Dataset rows about figures
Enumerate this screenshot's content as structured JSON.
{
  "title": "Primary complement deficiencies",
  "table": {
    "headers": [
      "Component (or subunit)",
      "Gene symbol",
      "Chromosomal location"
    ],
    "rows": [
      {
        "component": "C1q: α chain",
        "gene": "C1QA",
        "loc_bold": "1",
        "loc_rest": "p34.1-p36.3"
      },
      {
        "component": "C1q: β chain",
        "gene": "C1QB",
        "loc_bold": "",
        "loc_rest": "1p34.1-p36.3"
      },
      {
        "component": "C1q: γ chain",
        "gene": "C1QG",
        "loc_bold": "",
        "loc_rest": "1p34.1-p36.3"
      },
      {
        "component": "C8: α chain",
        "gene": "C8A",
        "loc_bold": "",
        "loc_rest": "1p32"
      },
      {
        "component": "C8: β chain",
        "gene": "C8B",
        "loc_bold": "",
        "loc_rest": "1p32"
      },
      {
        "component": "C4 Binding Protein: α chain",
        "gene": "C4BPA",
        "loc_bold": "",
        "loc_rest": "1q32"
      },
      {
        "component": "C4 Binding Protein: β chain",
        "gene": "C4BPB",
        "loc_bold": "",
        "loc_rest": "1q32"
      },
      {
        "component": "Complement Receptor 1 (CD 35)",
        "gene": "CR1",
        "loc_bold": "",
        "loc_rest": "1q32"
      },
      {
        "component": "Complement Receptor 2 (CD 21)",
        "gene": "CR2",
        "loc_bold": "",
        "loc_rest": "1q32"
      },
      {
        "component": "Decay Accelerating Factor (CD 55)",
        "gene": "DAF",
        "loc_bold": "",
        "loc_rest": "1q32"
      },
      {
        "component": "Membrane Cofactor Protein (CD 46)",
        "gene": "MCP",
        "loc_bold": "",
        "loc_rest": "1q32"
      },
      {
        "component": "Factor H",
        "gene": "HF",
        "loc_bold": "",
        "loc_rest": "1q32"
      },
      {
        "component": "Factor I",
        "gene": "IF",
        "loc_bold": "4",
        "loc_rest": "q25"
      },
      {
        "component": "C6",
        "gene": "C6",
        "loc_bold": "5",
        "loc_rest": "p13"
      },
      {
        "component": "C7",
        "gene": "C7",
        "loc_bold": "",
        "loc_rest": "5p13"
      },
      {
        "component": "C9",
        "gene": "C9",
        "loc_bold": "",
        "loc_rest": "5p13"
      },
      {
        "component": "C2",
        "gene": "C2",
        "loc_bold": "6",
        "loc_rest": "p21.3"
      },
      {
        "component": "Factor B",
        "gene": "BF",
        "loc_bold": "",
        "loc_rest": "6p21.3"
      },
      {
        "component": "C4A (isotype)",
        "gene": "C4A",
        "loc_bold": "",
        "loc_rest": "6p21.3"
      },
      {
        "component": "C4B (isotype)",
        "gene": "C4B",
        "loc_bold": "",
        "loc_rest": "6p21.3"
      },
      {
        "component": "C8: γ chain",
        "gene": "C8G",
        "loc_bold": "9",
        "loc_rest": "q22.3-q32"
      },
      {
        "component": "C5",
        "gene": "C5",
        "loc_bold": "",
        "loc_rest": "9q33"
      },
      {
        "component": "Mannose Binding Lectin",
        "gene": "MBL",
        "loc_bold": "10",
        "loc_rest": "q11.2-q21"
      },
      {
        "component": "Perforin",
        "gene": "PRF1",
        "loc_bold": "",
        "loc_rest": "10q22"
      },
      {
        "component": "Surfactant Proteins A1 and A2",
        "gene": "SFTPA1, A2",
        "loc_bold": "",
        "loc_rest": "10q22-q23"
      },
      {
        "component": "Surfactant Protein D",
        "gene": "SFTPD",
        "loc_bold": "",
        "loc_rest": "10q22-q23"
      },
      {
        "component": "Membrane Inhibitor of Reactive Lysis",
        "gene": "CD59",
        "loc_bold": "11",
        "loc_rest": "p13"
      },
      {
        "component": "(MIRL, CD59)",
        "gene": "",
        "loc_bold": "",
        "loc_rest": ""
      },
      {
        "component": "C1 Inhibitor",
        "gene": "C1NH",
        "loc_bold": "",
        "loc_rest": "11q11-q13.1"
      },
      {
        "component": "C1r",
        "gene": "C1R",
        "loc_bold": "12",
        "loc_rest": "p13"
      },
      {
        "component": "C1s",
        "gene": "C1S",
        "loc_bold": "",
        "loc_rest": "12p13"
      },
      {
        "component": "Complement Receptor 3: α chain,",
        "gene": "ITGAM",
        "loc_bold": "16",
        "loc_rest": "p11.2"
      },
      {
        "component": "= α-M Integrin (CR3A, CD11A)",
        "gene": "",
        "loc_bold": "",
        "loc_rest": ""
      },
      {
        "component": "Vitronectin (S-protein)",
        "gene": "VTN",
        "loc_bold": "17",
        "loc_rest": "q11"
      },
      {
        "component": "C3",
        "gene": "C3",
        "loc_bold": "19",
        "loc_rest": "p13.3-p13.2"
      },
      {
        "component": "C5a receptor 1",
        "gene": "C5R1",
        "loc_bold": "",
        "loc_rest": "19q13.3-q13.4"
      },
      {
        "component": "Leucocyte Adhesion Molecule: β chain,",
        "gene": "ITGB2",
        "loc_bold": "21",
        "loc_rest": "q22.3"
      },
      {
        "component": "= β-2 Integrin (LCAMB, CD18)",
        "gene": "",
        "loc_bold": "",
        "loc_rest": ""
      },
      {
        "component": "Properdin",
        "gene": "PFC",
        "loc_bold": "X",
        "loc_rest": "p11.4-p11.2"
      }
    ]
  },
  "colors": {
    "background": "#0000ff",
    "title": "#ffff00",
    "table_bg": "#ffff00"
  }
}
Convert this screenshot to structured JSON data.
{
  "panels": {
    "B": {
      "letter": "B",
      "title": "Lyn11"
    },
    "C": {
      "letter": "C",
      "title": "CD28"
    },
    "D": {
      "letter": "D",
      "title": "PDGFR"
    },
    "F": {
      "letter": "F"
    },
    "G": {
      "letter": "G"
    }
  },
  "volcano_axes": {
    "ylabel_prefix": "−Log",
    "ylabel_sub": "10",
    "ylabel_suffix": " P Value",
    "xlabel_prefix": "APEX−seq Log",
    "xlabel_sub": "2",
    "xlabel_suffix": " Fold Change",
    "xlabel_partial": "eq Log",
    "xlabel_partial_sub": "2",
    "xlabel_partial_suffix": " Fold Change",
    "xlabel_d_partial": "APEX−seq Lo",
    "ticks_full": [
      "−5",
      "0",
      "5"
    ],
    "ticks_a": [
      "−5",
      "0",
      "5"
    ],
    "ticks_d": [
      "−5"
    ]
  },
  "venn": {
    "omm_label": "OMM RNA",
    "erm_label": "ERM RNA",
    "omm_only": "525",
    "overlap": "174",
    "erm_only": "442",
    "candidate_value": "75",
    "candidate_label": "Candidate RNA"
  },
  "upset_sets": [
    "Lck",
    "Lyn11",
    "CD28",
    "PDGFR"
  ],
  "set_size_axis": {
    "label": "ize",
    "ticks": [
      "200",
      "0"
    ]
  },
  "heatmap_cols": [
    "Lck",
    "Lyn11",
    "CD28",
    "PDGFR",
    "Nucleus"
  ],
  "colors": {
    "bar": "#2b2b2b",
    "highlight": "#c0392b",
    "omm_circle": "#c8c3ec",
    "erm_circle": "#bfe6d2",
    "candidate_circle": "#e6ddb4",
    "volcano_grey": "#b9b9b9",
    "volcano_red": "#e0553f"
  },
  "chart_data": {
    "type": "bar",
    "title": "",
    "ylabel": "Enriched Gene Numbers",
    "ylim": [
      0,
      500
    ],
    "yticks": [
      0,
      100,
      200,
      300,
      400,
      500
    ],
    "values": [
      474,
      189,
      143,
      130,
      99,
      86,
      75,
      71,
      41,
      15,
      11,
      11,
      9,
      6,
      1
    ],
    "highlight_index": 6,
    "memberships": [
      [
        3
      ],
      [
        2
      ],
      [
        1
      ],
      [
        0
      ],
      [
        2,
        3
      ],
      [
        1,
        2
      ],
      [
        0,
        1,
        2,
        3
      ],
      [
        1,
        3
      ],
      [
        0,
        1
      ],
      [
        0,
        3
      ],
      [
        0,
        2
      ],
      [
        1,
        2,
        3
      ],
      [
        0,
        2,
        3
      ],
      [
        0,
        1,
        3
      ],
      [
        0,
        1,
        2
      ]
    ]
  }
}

» **Exercise details**
List, from the entries above, every line in which the word "APEX" shows up.

» **Response below**
    "xlabel_prefix": "APEX−seq Log",
    "xlabel_d_partial": "APEX−seq Lo",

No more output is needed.